WORK ORDER:
However many lines the data holds, transcribe them all exactly.

RECORD EXTRACTS:

-- Opening Marker --

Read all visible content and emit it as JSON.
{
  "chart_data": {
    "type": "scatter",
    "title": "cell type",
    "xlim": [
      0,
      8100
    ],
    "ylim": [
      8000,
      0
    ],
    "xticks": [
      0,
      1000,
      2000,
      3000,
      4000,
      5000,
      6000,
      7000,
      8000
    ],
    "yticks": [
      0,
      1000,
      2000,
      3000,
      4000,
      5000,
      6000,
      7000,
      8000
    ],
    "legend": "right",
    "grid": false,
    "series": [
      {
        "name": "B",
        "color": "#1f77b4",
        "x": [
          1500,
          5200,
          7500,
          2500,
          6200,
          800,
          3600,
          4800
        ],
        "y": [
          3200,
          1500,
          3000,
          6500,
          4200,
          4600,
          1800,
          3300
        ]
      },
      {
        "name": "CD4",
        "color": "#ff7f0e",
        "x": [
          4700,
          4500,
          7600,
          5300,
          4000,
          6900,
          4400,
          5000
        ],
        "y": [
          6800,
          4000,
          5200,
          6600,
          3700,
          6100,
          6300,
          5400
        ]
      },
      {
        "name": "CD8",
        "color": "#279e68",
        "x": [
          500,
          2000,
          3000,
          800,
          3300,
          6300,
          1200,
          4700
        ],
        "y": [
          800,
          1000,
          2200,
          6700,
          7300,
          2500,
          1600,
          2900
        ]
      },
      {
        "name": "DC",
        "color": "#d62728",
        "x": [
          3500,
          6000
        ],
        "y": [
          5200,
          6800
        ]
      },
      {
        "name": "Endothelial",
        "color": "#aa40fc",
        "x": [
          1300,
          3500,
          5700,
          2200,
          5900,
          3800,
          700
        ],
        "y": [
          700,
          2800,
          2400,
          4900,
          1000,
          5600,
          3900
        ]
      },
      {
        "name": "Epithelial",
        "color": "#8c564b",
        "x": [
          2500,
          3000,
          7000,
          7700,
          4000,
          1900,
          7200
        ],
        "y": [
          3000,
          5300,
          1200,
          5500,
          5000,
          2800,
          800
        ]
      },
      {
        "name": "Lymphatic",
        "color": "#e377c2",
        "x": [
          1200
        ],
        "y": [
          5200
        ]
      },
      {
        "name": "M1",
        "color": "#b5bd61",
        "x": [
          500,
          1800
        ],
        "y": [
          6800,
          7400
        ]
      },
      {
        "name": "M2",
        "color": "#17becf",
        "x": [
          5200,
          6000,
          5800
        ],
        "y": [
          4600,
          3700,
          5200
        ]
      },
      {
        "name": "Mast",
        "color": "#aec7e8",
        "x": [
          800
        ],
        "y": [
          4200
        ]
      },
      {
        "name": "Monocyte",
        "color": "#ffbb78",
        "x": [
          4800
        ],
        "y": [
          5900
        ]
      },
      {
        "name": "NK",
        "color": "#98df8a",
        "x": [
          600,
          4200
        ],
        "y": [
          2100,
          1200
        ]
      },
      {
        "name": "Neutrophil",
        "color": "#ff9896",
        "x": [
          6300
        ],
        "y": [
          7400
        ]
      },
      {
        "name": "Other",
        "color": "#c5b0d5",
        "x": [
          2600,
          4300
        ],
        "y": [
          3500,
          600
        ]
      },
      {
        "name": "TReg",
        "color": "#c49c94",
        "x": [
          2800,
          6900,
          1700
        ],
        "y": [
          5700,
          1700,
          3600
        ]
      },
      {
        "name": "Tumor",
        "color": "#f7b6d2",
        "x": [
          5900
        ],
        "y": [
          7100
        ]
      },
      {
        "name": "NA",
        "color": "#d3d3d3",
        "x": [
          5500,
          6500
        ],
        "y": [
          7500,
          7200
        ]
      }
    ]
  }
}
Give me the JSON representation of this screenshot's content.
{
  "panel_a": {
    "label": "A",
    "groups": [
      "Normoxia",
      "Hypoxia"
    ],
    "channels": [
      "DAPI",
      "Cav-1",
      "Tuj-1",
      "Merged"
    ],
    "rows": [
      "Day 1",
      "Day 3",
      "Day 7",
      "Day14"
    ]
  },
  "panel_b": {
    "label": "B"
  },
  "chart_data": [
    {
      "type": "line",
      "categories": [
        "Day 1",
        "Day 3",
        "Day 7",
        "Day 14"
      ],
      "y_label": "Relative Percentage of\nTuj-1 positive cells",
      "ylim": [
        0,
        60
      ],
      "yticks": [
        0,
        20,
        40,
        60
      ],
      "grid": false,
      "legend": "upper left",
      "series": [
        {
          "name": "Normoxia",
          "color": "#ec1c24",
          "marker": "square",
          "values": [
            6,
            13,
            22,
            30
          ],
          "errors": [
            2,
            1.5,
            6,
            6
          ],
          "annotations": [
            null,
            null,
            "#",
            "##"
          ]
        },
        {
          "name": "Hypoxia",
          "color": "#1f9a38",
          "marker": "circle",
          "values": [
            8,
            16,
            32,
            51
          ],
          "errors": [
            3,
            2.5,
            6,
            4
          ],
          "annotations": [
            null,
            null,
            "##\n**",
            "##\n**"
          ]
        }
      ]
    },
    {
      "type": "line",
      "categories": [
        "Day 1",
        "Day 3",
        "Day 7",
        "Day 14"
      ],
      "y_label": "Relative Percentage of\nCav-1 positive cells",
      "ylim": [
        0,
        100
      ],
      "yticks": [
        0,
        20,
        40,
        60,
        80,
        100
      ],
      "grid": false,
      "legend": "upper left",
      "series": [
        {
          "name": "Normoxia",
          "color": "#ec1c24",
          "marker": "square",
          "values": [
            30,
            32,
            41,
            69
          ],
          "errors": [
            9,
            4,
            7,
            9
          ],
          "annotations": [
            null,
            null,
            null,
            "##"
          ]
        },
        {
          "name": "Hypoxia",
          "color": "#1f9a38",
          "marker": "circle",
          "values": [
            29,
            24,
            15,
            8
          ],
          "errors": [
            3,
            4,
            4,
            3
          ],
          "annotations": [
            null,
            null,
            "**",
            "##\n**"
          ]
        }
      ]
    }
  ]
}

-- Closing Marker --

WRITTEN SOLUTION:
Read all visible content and emit it as JSON.
{
  "chart_data": {
    "type": "scatter",
    "title": "cell type",
    "xlim": [
      0,
      8100
    ],
    "ylim": [
      8000,
      0
    ],
    "xticks": [
      0,
      1000,
      2000,
      3000,
      4000,
      5000,
      6000,
      7000,
      8000
    ],
    "yticks": [
      0,
      1000,
      2000,
      3000,
      4000,
      5000,
      6000,
      7000,
      8000
    ],
    "legend": "right",
    "grid": false,
    "series": [
      {
        "name": "B",
        "color": "#1f77b4",
        "x": [
          1500,
          5200,
          7500,
          2500,
          6200,
          800,
          3600,
          4800
        ],
        "y": [
          3200,
          1500,
          3000,
          6500,
          4200,
          4600,
          1800,
          3300
        ]
      },
      {
        "name": "CD4",
        "color": "#ff7f0e",
        "x": [
          4700,
          4500,
          7600,
          5300,
          4000,
          6900,
          4400,
          5000
        ],
        "y": [
          6800,
          4000,
          5200,
          6600,
          3700,
          6100,
          6300,
          5400
        ]
      },
      {
        "name": "CD8",
        "color": "#279e68",
        "x": [
          500,
          2000,
          3000,
          800,
          3300,
          6300,
          1200,
          4700
        ],
        "y": [
          800,
          1000,
          2200,
          6700,
          7300,
          2500,
          1600,
          2900
        ]
      },
      {
        "name": "DC",
        "color": "#d62728",
        "x": [
          3500,
          6000
        ],
        "y": [
          5200,
          6800
        ]
      },
      {
        "name": "Endothelial",
        "color": "#aa40fc",
        "x": [
          1300,
          3500,
          5700,
          2200,
          5900,
          3800,
          700
        ],
        "y": [
          700,
          2800,
          2400,
          4900,
          1000,
          5600,
          3900
        ]
      },
      {
        "name": "Epithelial",
        "color": "#8c564b",
        "x": [
          2500,
          3000,
          7000,
          7700,
          4000,
          1900,
          7200
        ],
        "y": [
          3000,
          5300,
          1200,
          5500,
          5000,
          2800,
          800
        ]
      },
      {
        "name": "Lymphatic",
        "color": "#e377c2",
        "x": [
          1200
        ],
        "y": [
          5200
        ]
      },
      {
        "name": "M1",
        "color": "#b5bd61",
        "x": [
          500,
          1800
        ],
        "y": [
          6800,
          7400
        ]
      },
      {
        "name": "M2",
        "color": "#17becf",
        "x": [
          5200,
          6000,
          5800
        ],
        "y": [
          4600,
          3700,
          5200
        ]
      },
      {
        "name": "Mast",
        "color": "#aec7e8",
        "x": [
          800
        ],
        "y": [
          4200
        ]
      },
      {
        "name": "Monocyte",
        "color": "#ffbb78",
        "x": [
          4800
        ],
        "y": [
          5900
        ]
      },
      {
        "name": "NK",
        "color": "#98df8a",
        "x": [
          600,
          4200
        ],
        "y": [
          2100,
          1200
        ]
      },
      {
        "name": "Neutrophil",
        "color": "#ff9896",
        "x": [
          6300
        ],
        "y": [
          7400
        ]
      },
      {
        "name": "Other",
        "color": "#c5b0d5",
        "x": [
          2600,
          4300
        ],
        "y": [
          3500,
          600
        ]
      },
      {
        "name": "TReg",
        "color": "#c49c94",
        "x": [
          2800,
          6900,
          1700
        ],
        "y": [
          5700,
          1700,
          3600
        ]
      },
      {
        "name": "Tumor",
        "color": "#f7b6d2",
        "x": [
          5900
        ],
        "y": [
          7100
        ]
      },
      {
        "name": "NA",
        "color": "#d3d3d3",
        "x": [
          5500,
          6500
        ],
        "y": [
          7500,
          7200
        ]
      }
    ]
  }
}
Give me the JSON representation of this screenshot's content.
{
  "panel_a": {
    "label": "A",
    "groups": [
      "Normoxia",
      "Hypoxia"
    ],
    "channels": [
      "DAPI",
      "Cav-1",
      "Tuj-1",
      "Merged"
    ],
    "rows": [
      "Day 1",
      "Day 3",
      "Day 7",
      "Day14"
    ]
  },
  "panel_b": {
    "label": "B"
  },
  "chart_data": [
    {
      "type": "line",
      "categories": [
        "Day 1",
        "Day 3",
        "Day 7",
        "Day 14"
      ],
      "y_label": "Relative Percentage of\nTuj-1 positive cells",
      "ylim": [
        0,
        60
      ],
      "yticks": [
        0,
        20,
        40,
        60
      ],
      "grid": false,
      "legend": "upper left",
      "series": [
        {
          "name": "Normoxia",
          "color": "#ec1c24",
          "marker": "square",
          "values": [
            6,
            13,
            22,
            30
          ],
          "errors": [
            2,
            1.5,
            6,
            6
          ],
          "annotations": [
            null,
            null,
            "#",
            "##"
          ]
        },
        {
          "name": "Hypoxia",
          "color": "#1f9a38",
          "marker": "circle",
          "values": [
            8,
            16,
            32,
            51
          ],
          "errors": [
            3,
            2.5,
            6,
            4
          ],
          "annotations": [
            null,
            null,
            "##\n**",
            "##\n**"
          ]
        }
      ]
    },
    {
      "type": "line",
      "categories": [
        "Day 1",
        "Day 3",
        "Day 7",
        "Day 14"
      ],
      "y_label": "Relative Percentage of\nCav-1 positive cells",
      "ylim": [
        0,
        100
      ],
      "yticks": [
        0,
        20,
        40,
        60,
        80,
        100
      ],
      "grid": false,
      "legend": "upper left",
      "series": [
        {
          "name": "Normoxia",
          "color": "#ec1c24",
          "marker": "square",
          "values": [
            30,
            32,
            41,
            69
          ],
          "errors": [
            9,
            4,
            7,
            9
          ],
          "annotations": [
            null,
            null,
            null,
            "##"
          ]
        },
        {
          "name": "Hypoxia",
          "color": "#1f9a38",
          "marker": "circle",
          "values": [
            29,
            24,
            15,
            8
          ],
          "errors": [
            3,
            4,
            4,
            3
          ],
          "annotations": [
            null,
            null,
            "**",
            "##\n**"
          ]
        }
      ]
    }
  ]
}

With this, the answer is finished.